Job
Make an exact copy of all the records.

--- Begin ---

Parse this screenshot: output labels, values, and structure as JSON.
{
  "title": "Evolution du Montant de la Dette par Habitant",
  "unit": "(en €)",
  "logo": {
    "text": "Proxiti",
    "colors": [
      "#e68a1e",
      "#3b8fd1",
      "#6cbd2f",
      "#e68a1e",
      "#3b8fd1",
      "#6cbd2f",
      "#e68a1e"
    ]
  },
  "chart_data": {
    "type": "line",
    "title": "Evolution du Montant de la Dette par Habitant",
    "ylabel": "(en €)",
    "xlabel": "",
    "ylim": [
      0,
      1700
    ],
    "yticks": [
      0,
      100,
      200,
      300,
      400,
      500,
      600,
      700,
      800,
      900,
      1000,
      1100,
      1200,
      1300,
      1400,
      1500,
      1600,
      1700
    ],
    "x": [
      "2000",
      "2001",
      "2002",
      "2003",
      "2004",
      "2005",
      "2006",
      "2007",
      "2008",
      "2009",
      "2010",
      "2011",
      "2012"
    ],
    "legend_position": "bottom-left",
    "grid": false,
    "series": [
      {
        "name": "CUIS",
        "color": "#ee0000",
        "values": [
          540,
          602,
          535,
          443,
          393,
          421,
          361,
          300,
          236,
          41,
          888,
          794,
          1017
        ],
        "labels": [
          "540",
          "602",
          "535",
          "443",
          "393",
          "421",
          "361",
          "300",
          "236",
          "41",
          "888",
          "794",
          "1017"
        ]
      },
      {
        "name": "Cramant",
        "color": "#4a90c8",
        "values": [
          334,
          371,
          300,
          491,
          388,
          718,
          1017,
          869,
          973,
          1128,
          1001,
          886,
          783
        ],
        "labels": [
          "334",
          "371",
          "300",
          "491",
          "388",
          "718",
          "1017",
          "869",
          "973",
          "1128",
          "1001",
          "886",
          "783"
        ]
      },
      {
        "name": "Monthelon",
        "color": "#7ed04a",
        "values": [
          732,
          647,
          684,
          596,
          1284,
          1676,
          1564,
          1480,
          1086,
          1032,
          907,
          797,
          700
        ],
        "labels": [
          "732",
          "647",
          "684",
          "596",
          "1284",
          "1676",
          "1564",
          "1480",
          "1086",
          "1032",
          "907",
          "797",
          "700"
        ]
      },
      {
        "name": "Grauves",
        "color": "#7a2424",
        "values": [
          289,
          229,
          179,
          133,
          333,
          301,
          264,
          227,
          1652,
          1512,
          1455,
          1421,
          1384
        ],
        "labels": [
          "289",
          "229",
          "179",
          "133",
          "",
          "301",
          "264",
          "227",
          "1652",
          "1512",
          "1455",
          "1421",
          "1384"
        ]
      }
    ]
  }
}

--- End ---

Response for this exercise
Parse this screenshot: output labels, values, and structure as JSON.
{
  "title": "Evolution du Montant de la Dette par Habitant",
  "unit": "(en €)",
  "logo": {
    "text": "Proxiti",
    "colors": [
      "#e68a1e",
      "#3b8fd1",
      "#6cbd2f",
      "#e68a1e",
      "#3b8fd1",
      "#6cbd2f",
      "#e68a1e"
    ]
  },
  "chart_data": {
    "type": "line",
    "title": "Evolution du Montant de la Dette par Habitant",
    "ylabel": "(en €)",
    "xlabel": "",
    "ylim": [
      0,
      1700
    ],
    "yticks": [
      0,
      100,
      200,
      300,
      400,
      500,
      600,
      700,
      800,
      900,
      1000,
      1100,
      1200,
      1300,
      1400,
      1500,
      1600,
      1700
    ],
    "x": [
      "2000",
      "2001",
      "2002",
      "2003",
      "2004",
      "2005",
      "2006",
      "2007",
      "2008",
      "2009",
      "2010",
      "2011",
      "2012"
    ],
    "legend_position": "bottom-left",
    "grid": false,
    "series": [
      {
        "name": "CUIS",
        "color": "#ee0000",
        "values": [
          540,
          602,
          535,
          443,
          393,
          421,
          361,
          300,
          236,
          41,
          888,
          794,
          1017
        ],
        "labels": [
          "540",
          "602",
          "535",
          "443",
          "393",
          "421",
          "361",
          "300",
          "236",
          "41",
          "888",
          "794",
          "1017"
        ]
      },
      {
        "name": "Cramant",
        "color": "#4a90c8",
        "values": [
          334,
          371,
          300,
          491,
          388,
          718,
          1017,
          869,
          973,
          1128,
          1001,
          886,
          783
        ],
        "labels": [
          "334",
          "371",
          "300",
          "491",
          "388",
          "718",
          "1017",
          "869",
          "973",
          "1128",
          "1001",
          "886",
          "783"
        ]
      },
      {
        "name": "Monthelon",
        "color": "#7ed04a",
        "values": [
          732,
          647,
          684,
          596,
          1284,
          1676,
          1564,
          1480,
          1086,
          1032,
          907,
          797,
          700
        ],
        "labels": [
          "732",
          "647",
          "684",
          "596",
          "1284",
          "1676",
          "1564",
          "1480",
          "1086",
          "1032",
          "907",
          "797",
          "700"
        ]
      },
      {
        "name": "Grauves",
        "color": "#7a2424",
        "values": [
          289,
          229,
          179,
          133,
          333,
          301,
          264,
          227,
          1652,
          1512,
          1455,
          1421,
          1384
        ],
        "labels": [
          "289",
          "229",
          "179",
          "133",
          "",
          "301",
          "264",
          "227",
          "1652",
          "1512",
          "1455",
          "1421",
          "1384"
        ]
      }
    ]
  }
}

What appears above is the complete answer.